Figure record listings
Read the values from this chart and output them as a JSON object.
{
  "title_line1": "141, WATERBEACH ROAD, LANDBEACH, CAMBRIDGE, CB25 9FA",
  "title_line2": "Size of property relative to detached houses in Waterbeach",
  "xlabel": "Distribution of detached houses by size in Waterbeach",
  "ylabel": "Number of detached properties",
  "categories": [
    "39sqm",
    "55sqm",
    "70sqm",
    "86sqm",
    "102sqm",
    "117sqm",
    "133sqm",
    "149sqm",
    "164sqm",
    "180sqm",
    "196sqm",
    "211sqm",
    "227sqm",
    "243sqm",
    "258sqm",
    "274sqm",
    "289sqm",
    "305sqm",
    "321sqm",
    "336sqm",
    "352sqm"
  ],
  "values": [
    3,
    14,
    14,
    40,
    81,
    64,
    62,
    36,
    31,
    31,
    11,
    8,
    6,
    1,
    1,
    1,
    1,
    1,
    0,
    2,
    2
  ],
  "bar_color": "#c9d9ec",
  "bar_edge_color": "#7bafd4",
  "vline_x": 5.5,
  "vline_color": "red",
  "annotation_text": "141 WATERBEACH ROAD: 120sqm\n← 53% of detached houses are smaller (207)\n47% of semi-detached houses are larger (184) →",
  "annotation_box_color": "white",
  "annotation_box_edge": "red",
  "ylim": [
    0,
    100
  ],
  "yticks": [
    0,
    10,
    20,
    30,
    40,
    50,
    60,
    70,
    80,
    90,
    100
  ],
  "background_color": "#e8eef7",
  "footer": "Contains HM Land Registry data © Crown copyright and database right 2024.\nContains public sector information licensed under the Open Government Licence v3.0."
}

* Directive *
Which lines hold the word "values"? Show each one.

* Result for this task *
Read the values from this chart and output them as a JSON object.
  "values": [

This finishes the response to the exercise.